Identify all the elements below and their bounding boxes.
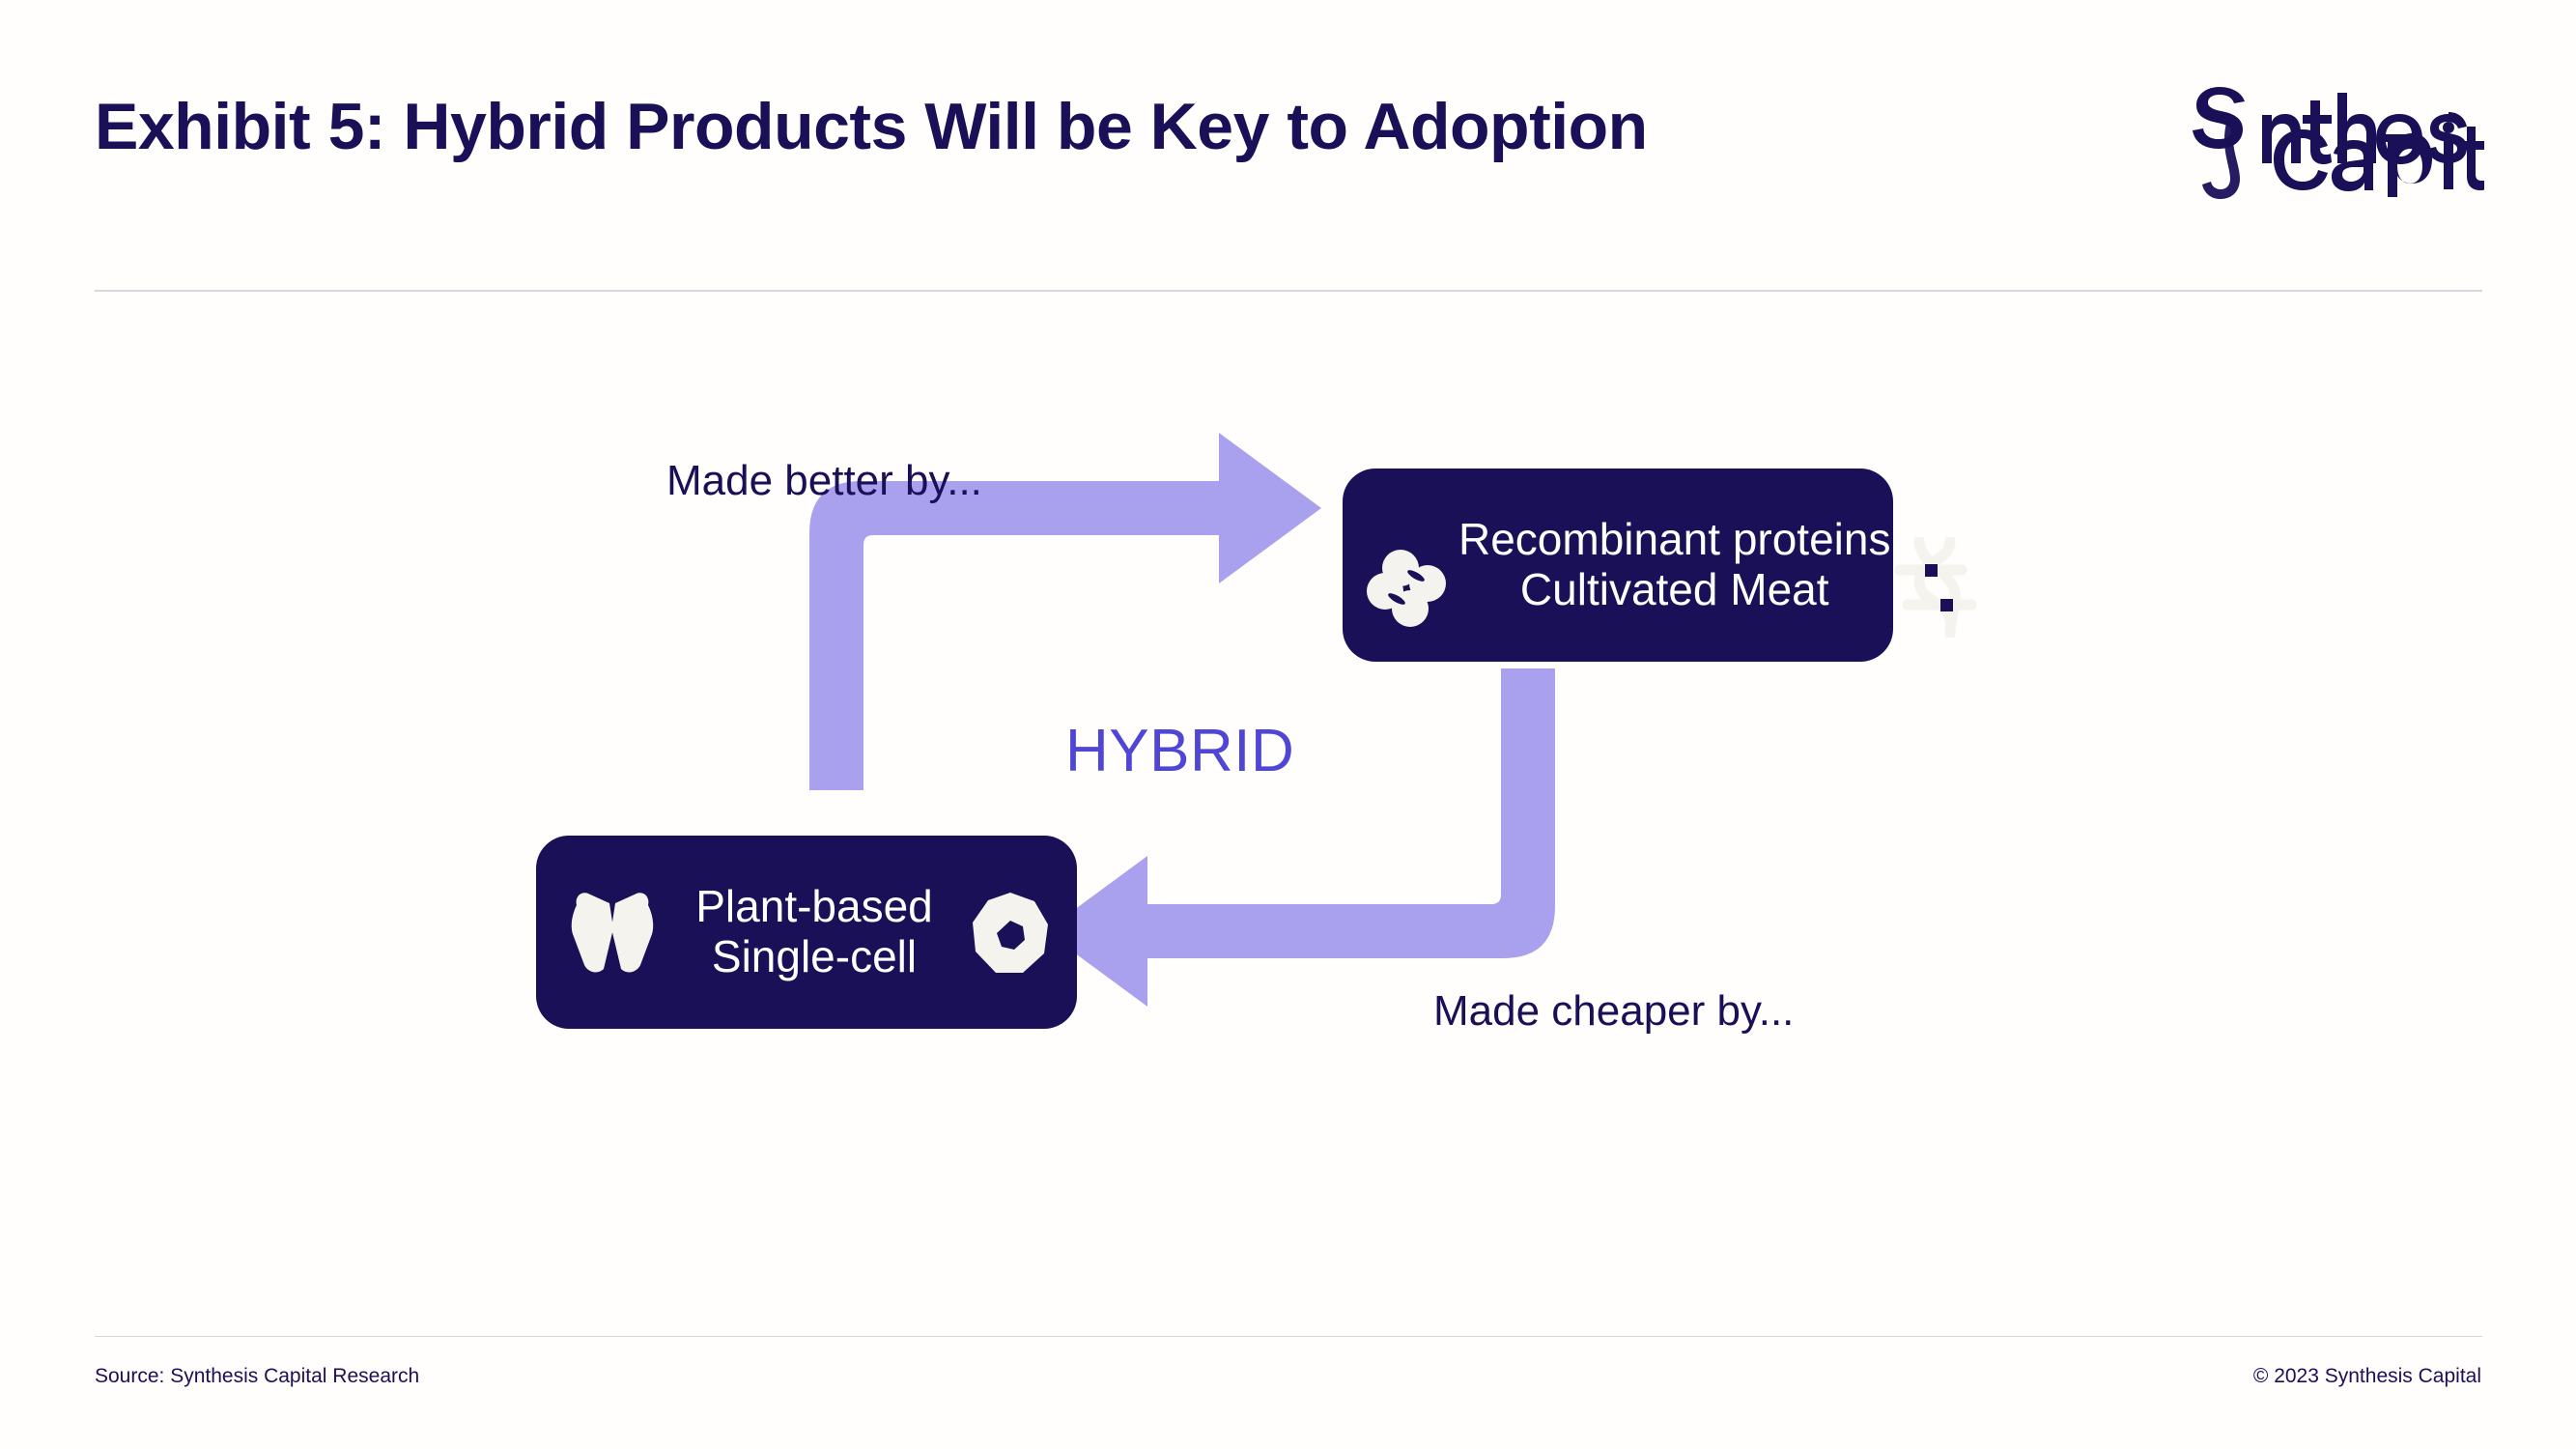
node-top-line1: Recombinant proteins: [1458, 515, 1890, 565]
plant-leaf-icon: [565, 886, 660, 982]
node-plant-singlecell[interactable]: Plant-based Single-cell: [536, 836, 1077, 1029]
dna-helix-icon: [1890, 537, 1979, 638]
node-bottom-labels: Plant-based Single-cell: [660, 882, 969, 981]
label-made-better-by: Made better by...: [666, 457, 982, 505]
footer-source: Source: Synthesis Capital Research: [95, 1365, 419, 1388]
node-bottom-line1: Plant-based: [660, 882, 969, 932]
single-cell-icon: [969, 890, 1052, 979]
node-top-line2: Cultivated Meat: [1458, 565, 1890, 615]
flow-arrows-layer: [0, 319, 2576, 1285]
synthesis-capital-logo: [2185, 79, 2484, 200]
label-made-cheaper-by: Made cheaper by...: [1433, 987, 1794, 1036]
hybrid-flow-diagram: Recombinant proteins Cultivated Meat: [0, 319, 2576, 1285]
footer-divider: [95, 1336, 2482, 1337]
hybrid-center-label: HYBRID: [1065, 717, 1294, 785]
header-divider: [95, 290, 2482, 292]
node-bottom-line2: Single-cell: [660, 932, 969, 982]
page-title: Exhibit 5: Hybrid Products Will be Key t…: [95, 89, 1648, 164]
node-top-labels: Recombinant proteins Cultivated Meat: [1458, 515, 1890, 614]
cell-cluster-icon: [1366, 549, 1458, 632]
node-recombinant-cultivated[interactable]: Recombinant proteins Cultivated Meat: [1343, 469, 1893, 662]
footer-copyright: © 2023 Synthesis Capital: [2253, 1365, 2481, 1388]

_Problem_
If a record contains a picture, omit the picture and repeat everything else exactly.

_Answer section_
Identify all the elements below and their bounding boxes.
node-top-line1: Recombinant proteins: [1458, 515, 1890, 565]
plant-leaf-icon: [565, 886, 660, 982]
node-plant-singlecell[interactable]: Plant-based Single-cell: [536, 836, 1077, 1029]
dna-helix-icon: [1890, 537, 1979, 638]
node-bottom-labels: Plant-based Single-cell: [660, 882, 969, 981]
label-made-better-by: Made better by...: [666, 457, 982, 505]
footer-source: Source: Synthesis Capital Research: [95, 1365, 419, 1388]
node-bottom-line1: Plant-based: [660, 882, 969, 932]
single-cell-icon: [969, 890, 1052, 979]
node-top-line2: Cultivated Meat: [1458, 565, 1890, 615]
flow-arrows-layer: [0, 319, 2576, 1285]
synthesis-capital-logo: [2185, 79, 2484, 200]
label-made-cheaper-by: Made cheaper by...: [1433, 987, 1794, 1036]
hybrid-flow-diagram: Recombinant proteins Cultivated Meat: [0, 319, 2576, 1285]
footer-divider: [95, 1336, 2482, 1337]
hybrid-center-label: HYBRID: [1065, 717, 1294, 785]
header-divider: [95, 290, 2482, 292]
node-bottom-line2: Single-cell: [660, 932, 969, 982]
page-title: Exhibit 5: Hybrid Products Will be Key t…: [95, 89, 1648, 164]
node-top-labels: Recombinant proteins Cultivated Meat: [1458, 515, 1890, 614]
cell-cluster-icon: [1366, 549, 1458, 632]
node-recombinant-cultivated[interactable]: Recombinant proteins Cultivated Meat: [1343, 469, 1893, 662]
footer-copyright: © 2023 Synthesis Capital: [2253, 1365, 2481, 1388]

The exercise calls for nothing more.